Provided material
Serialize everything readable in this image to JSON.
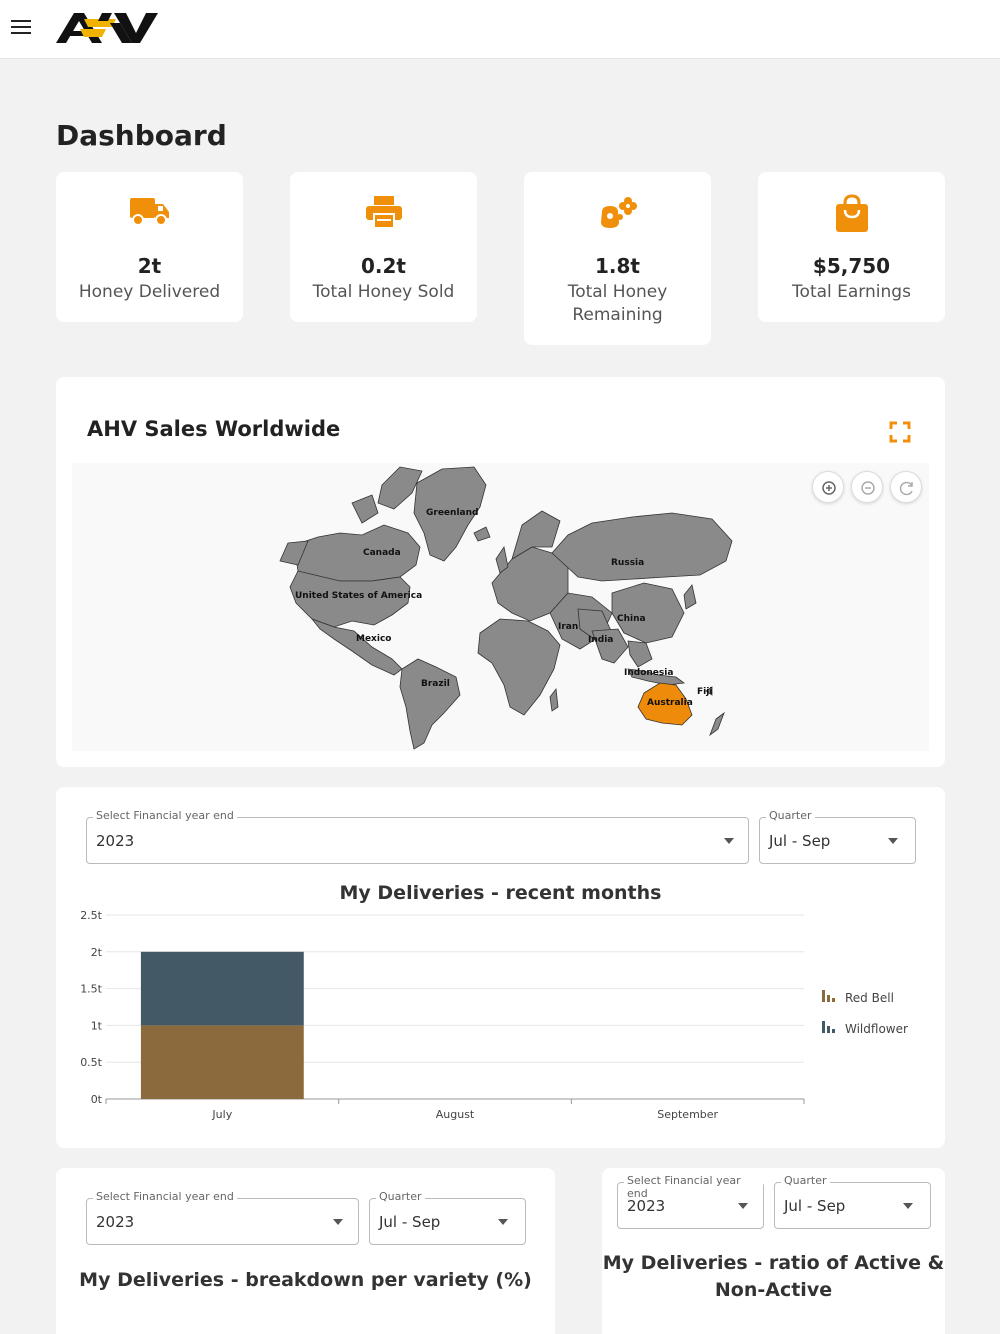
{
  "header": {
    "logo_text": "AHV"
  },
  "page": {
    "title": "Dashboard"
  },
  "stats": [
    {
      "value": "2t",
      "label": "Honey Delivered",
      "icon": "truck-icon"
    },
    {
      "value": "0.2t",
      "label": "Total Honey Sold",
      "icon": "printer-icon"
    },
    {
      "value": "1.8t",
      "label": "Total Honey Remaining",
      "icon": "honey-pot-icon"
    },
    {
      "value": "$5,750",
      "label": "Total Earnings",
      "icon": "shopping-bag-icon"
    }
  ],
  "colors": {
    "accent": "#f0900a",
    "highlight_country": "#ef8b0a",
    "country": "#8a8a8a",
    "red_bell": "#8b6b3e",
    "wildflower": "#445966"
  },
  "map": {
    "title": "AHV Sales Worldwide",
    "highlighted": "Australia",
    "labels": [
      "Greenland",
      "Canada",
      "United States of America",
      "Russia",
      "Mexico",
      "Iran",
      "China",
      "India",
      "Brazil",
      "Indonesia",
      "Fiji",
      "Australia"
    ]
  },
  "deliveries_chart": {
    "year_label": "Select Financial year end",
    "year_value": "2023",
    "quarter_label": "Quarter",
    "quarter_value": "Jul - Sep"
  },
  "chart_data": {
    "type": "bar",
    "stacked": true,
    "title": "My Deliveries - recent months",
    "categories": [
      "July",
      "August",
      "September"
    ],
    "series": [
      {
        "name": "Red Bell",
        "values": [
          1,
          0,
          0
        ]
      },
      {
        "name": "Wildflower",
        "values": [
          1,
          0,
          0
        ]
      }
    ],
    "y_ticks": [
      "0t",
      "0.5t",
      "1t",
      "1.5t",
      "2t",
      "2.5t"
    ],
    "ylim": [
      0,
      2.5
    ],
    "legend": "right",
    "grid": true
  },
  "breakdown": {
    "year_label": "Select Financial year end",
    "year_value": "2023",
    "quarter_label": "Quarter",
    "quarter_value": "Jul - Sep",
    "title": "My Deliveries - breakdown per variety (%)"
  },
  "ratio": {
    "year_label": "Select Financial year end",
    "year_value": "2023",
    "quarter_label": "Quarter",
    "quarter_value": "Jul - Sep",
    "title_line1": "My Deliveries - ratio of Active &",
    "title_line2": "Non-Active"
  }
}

What is required
Quote the listing above in full, except for the pictures.

Solution for this problem
Serialize everything readable in this image to JSON.
{
  "header": {
    "logo_text": "AHV"
  },
  "page": {
    "title": "Dashboard"
  },
  "stats": [
    {
      "value": "2t",
      "label": "Honey Delivered",
      "icon": "truck-icon"
    },
    {
      "value": "0.2t",
      "label": "Total Honey Sold",
      "icon": "printer-icon"
    },
    {
      "value": "1.8t",
      "label": "Total Honey Remaining",
      "icon": "honey-pot-icon"
    },
    {
      "value": "$5,750",
      "label": "Total Earnings",
      "icon": "shopping-bag-icon"
    }
  ],
  "colors": {
    "accent": "#f0900a",
    "highlight_country": "#ef8b0a",
    "country": "#8a8a8a",
    "red_bell": "#8b6b3e",
    "wildflower": "#445966"
  },
  "map": {
    "title": "AHV Sales Worldwide",
    "highlighted": "Australia",
    "labels": [
      "Greenland",
      "Canada",
      "United States of America",
      "Russia",
      "Mexico",
      "Iran",
      "China",
      "India",
      "Brazil",
      "Indonesia",
      "Fiji",
      "Australia"
    ]
  },
  "deliveries_chart": {
    "year_label": "Select Financial year end",
    "year_value": "2023",
    "quarter_label": "Quarter",
    "quarter_value": "Jul - Sep"
  },
  "chart_data": {
    "type": "bar",
    "stacked": true,
    "title": "My Deliveries - recent months",
    "categories": [
      "July",
      "August",
      "September"
    ],
    "series": [
      {
        "name": "Red Bell",
        "values": [
          1,
          0,
          0
        ]
      },
      {
        "name": "Wildflower",
        "values": [
          1,
          0,
          0
        ]
      }
    ],
    "y_ticks": [
      "0t",
      "0.5t",
      "1t",
      "1.5t",
      "2t",
      "2.5t"
    ],
    "ylim": [
      0,
      2.5
    ],
    "legend": "right",
    "grid": true
  },
  "breakdown": {
    "year_label": "Select Financial year end",
    "year_value": "2023",
    "quarter_label": "Quarter",
    "quarter_value": "Jul - Sep",
    "title": "My Deliveries - breakdown per variety (%)"
  },
  "ratio": {
    "year_label": "Select Financial year end",
    "year_value": "2023",
    "quarter_label": "Quarter",
    "quarter_value": "Jul - Sep",
    "title_line1": "My Deliveries - ratio of Active &",
    "title_line2": "Non-Active"
  }
}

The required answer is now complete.